Copy out each line below that has the word "爆竹声中一岁除" in it.

** Begin ITEMS **

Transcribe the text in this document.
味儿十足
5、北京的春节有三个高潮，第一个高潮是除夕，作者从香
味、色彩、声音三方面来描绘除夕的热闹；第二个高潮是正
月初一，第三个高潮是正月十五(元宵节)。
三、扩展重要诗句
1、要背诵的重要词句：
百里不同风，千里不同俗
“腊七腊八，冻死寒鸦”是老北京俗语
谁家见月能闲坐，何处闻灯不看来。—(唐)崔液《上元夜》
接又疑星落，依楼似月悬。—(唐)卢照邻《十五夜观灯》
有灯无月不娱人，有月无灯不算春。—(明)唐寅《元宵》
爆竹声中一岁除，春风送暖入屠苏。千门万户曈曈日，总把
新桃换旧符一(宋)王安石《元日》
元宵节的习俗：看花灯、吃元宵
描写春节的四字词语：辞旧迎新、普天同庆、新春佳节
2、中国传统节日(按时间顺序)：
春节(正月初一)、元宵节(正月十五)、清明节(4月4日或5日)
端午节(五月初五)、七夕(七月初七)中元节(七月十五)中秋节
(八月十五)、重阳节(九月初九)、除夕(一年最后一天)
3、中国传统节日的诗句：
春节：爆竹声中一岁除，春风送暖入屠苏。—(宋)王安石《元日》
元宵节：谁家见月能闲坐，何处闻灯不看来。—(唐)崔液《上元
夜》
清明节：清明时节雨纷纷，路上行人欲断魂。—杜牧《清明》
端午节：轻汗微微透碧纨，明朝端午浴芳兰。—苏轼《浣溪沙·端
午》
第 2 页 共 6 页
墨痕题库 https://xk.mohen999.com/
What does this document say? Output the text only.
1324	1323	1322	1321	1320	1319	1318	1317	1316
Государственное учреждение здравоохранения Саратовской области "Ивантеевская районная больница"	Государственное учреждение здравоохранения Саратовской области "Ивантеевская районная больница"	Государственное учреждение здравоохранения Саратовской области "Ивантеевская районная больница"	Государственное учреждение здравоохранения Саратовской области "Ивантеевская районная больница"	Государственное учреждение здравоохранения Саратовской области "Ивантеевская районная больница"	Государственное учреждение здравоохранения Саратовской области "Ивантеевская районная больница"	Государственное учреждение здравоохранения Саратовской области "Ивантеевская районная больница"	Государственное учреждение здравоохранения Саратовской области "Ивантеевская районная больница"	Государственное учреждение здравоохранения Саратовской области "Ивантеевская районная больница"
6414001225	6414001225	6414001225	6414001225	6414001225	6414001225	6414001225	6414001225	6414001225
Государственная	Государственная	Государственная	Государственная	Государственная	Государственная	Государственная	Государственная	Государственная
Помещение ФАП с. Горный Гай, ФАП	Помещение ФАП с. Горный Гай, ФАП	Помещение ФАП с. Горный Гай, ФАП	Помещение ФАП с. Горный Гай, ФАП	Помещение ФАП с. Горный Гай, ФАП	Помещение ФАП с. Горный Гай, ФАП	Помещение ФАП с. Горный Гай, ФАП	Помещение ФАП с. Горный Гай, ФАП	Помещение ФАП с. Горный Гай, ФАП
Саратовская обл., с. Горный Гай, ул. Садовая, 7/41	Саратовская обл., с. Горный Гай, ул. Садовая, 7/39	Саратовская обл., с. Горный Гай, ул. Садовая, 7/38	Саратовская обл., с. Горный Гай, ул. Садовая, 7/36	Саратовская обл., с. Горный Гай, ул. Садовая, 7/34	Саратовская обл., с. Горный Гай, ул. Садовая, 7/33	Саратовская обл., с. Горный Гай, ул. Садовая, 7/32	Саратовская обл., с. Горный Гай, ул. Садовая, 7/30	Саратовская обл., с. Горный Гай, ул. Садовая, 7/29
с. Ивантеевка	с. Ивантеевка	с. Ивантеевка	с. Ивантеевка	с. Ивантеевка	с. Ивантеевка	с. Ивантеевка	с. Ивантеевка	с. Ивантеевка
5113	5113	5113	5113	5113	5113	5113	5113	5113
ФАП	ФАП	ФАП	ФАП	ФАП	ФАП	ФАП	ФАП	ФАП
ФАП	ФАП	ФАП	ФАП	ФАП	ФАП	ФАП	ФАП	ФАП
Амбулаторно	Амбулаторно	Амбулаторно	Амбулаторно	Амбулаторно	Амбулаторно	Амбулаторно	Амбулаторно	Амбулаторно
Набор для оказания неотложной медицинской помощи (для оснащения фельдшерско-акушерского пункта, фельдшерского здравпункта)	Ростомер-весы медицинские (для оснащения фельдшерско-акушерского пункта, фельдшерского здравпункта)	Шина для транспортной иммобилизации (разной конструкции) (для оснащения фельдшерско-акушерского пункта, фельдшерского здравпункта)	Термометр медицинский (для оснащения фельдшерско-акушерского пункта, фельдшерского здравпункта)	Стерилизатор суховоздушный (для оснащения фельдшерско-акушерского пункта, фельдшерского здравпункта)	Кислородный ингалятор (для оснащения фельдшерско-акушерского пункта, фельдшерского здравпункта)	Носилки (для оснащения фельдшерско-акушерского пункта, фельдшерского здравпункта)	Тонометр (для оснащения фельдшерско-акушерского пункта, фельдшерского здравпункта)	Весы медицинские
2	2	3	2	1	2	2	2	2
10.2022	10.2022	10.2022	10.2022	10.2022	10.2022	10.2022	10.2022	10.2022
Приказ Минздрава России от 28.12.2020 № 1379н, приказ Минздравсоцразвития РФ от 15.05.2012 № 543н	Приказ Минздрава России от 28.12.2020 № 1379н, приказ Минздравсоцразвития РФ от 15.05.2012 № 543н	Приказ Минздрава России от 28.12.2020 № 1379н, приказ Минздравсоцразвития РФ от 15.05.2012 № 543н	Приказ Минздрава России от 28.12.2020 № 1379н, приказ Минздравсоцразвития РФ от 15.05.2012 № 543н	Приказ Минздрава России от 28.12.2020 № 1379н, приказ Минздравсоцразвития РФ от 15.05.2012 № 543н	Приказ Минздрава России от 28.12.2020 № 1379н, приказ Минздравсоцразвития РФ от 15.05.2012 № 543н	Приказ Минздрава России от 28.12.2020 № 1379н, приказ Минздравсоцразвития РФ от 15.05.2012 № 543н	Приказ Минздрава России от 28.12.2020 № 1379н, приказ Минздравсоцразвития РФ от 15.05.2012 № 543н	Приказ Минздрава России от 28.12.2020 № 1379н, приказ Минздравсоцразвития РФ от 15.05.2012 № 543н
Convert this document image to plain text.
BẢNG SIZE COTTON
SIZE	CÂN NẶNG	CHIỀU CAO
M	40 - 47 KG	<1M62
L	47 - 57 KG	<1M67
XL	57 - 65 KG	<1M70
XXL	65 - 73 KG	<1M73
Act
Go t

** End ITEMS **

● **SOLUTION TO THIS EXERCISE**
爆竹声中一岁除，春风送暖入屠苏。千门万户曈曈日，总把
春节：爆竹声中一岁除，春风送暖入屠苏。—(宋)王安石《元日》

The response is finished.